--- Data for this exercise Enclosed Below ---

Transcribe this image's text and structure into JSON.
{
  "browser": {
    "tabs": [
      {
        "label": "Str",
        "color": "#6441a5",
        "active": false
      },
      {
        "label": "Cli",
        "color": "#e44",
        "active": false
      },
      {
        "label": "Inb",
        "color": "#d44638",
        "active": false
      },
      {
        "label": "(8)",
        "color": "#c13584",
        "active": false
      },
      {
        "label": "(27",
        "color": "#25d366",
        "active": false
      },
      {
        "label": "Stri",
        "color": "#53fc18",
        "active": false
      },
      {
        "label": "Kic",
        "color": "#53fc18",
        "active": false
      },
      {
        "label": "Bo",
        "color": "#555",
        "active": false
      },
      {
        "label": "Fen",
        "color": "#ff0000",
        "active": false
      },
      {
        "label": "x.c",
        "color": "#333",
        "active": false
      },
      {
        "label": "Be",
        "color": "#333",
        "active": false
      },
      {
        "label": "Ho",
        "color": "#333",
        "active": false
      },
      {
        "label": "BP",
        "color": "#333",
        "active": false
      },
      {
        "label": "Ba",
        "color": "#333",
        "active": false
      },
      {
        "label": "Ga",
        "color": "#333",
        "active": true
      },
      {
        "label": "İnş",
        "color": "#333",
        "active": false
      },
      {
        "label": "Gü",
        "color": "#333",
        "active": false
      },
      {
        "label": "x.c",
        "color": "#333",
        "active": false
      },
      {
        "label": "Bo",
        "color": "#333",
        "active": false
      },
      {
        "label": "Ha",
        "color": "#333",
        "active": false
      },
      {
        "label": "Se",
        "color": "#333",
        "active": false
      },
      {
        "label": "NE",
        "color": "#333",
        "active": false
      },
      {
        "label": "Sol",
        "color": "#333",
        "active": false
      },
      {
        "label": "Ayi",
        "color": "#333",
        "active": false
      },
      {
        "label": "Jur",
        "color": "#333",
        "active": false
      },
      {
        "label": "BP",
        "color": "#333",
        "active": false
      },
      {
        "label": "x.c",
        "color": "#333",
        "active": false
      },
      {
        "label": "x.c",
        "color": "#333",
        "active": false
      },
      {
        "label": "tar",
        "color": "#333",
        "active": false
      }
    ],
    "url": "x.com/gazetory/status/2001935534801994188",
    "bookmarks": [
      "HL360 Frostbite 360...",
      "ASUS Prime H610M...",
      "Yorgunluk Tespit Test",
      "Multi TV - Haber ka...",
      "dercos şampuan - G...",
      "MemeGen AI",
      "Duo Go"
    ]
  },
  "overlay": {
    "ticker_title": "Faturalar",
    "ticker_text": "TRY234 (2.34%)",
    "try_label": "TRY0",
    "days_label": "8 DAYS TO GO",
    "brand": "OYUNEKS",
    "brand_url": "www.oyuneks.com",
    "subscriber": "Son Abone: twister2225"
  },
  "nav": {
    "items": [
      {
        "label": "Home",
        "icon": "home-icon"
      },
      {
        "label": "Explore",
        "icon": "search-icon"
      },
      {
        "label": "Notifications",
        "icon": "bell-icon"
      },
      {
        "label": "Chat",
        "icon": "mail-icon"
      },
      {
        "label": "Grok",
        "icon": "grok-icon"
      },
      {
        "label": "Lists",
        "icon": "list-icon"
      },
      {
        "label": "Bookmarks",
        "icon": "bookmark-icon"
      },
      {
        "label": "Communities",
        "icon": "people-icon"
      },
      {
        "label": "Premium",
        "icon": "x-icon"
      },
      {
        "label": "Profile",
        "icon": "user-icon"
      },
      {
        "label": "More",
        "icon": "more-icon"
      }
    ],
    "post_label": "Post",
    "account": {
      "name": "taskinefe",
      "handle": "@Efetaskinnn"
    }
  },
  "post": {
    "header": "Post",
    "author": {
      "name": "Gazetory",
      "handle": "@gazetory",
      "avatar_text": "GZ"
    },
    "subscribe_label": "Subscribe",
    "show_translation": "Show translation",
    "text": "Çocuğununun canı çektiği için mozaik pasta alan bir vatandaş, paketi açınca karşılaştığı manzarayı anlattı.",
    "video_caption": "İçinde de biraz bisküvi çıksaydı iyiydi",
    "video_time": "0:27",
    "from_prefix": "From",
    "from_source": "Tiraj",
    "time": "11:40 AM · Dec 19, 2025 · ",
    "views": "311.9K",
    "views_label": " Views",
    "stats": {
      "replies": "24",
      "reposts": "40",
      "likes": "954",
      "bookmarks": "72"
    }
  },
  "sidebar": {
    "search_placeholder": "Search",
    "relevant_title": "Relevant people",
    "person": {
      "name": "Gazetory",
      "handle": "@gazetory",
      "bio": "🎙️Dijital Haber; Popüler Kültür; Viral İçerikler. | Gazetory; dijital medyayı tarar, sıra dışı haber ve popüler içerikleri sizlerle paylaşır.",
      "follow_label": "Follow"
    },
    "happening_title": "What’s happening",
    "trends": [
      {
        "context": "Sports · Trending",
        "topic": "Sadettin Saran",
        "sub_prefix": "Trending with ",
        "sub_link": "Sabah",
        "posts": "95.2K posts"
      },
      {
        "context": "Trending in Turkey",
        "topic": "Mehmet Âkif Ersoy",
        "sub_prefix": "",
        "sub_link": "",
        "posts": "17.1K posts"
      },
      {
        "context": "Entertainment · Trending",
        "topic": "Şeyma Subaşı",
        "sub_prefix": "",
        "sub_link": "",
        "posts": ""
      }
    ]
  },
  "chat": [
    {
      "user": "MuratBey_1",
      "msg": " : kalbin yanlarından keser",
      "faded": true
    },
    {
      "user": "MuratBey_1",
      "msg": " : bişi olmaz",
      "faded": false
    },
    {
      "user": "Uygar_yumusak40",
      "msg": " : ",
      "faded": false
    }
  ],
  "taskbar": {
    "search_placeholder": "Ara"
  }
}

--- End of Enclosed Data for this exercise ---

◆ **Exercise aim**
Output all entries exactly as given above.

◆ **Answer to this task**
Transcribe this image's text and structure into JSON.
{
  "browser": {
    "tabs": [
      {
        "label": "Str",
        "color": "#6441a5",
        "active": false
      },
      {
        "label": "Cli",
        "color": "#e44",
        "active": false
      },
      {
        "label": "Inb",
        "color": "#d44638",
        "active": false
      },
      {
        "label": "(8)",
        "color": "#c13584",
        "active": false
      },
      {
        "label": "(27",
        "color": "#25d366",
        "active": false
      },
      {
        "label": "Stri",
        "color": "#53fc18",
        "active": false
      },
      {
        "label": "Kic",
        "color": "#53fc18",
        "active": false
      },
      {
        "label": "Bo",
        "color": "#555",
        "active": false
      },
      {
        "label": "Fen",
        "color": "#ff0000",
        "active": false
      },
      {
        "label": "x.c",
        "color": "#333",
        "active": false
      },
      {
        "label": "Be",
        "color": "#333",
        "active": false
      },
      {
        "label": "Ho",
        "color": "#333",
        "active": false
      },
      {
        "label": "BP",
        "color": "#333",
        "active": false
      },
      {
        "label": "Ba",
        "color": "#333",
        "active": false
      },
      {
        "label": "Ga",
        "color": "#333",
        "active": true
      },
      {
        "label": "İnş",
        "color": "#333",
        "active": false
      },
      {
        "label": "Gü",
        "color": "#333",
        "active": false
      },
      {
        "label": "x.c",
        "color": "#333",
        "active": false
      },
      {
        "label": "Bo",
        "color": "#333",
        "active": false
      },
      {
        "label": "Ha",
        "color": "#333",
        "active": false
      },
      {
        "label": "Se",
        "color": "#333",
        "active": false
      },
      {
        "label": "NE",
        "color": "#333",
        "active": false
      },
      {
        "label": "Sol",
        "color": "#333",
        "active": false
      },
      {
        "label": "Ayi",
        "color": "#333",
        "active": false
      },
      {
        "label": "Jur",
        "color": "#333",
        "active": false
      },
      {
        "label": "BP",
        "color": "#333",
        "active": false
      },
      {
        "label": "x.c",
        "color": "#333",
        "active": false
      },
      {
        "label": "x.c",
        "color": "#333",
        "active": false
      },
      {
        "label": "tar",
        "color": "#333",
        "active": false
      }
    ],
    "url": "x.com/gazetory/status/2001935534801994188",
    "bookmarks": [
      "HL360 Frostbite 360...",
      "ASUS Prime H610M...",
      "Yorgunluk Tespit Test",
      "Multi TV - Haber ka...",
      "dercos şampuan - G...",
      "MemeGen AI",
      "Duo Go"
    ]
  },
  "overlay": {
    "ticker_title": "Faturalar",
    "ticker_text": "TRY234 (2.34%)",
    "try_label": "TRY0",
    "days_label": "8 DAYS TO GO",
    "brand": "OYUNEKS",
    "brand_url": "www.oyuneks.com",
    "subscriber": "Son Abone: twister2225"
  },
  "nav": {
    "items": [
      {
        "label": "Home",
        "icon": "home-icon"
      },
      {
        "label": "Explore",
        "icon": "search-icon"
      },
      {
        "label": "Notifications",
        "icon": "bell-icon"
      },
      {
        "label": "Chat",
        "icon": "mail-icon"
      },
      {
        "label": "Grok",
        "icon": "grok-icon"
      },
      {
        "label": "Lists",
        "icon": "list-icon"
      },
      {
        "label": "Bookmarks",
        "icon": "bookmark-icon"
      },
      {
        "label": "Communities",
        "icon": "people-icon"
      },
      {
        "label": "Premium",
        "icon": "x-icon"
      },
      {
        "label": "Profile",
        "icon": "user-icon"
      },
      {
        "label": "More",
        "icon": "more-icon"
      }
    ],
    "post_label": "Post",
    "account": {
      "name": "taskinefe",
      "handle": "@Efetaskinnn"
    }
  },
  "post": {
    "header": "Post",
    "author": {
      "name": "Gazetory",
      "handle": "@gazetory",
      "avatar_text": "GZ"
    },
    "subscribe_label": "Subscribe",
    "show_translation": "Show translation",
    "text": "Çocuğununun canı çektiği için mozaik pasta alan bir vatandaş, paketi açınca karşılaştığı manzarayı anlattı.",
    "video_caption": "İçinde de biraz bisküvi çıksaydı iyiydi",
    "video_time": "0:27",
    "from_prefix": "From",
    "from_source": "Tiraj",
    "time": "11:40 AM · Dec 19, 2025 · ",
    "views": "311.9K",
    "views_label": " Views",
    "stats": {
      "replies": "24",
      "reposts": "40",
      "likes": "954",
      "bookmarks": "72"
    }
  },
  "sidebar": {
    "search_placeholder": "Search",
    "relevant_title": "Relevant people",
    "person": {
      "name": "Gazetory",
      "handle": "@gazetory",
      "bio": "🎙️Dijital Haber; Popüler Kültür; Viral İçerikler. | Gazetory; dijital medyayı tarar, sıra dışı haber ve popüler içerikleri sizlerle paylaşır.",
      "follow_label": "Follow"
    },
    "happening_title": "What’s happening",
    "trends": [
      {
        "context": "Sports · Trending",
        "topic": "Sadettin Saran",
        "sub_prefix": "Trending with ",
        "sub_link": "Sabah",
        "posts": "95.2K posts"
      },
      {
        "context": "Trending in Turkey",
        "topic": "Mehmet Âkif Ersoy",
        "sub_prefix": "",
        "sub_link": "",
        "posts": "17.1K posts"
      },
      {
        "context": "Entertainment · Trending",
        "topic": "Şeyma Subaşı",
        "sub_prefix": "",
        "sub_link": "",
        "posts": ""
      }
    ]
  },
  "chat": [
    {
      "user": "MuratBey_1",
      "msg": " : kalbin yanlarından keser",
      "faded": true
    },
    {
      "user": "MuratBey_1",
      "msg": " : bişi olmaz",
      "faded": false
    },
    {
      "user": "Uygar_yumusak40",
      "msg": " : ",
      "faded": false
    }
  ],
  "taskbar": {
    "search_placeholder": "Ara"
  }
}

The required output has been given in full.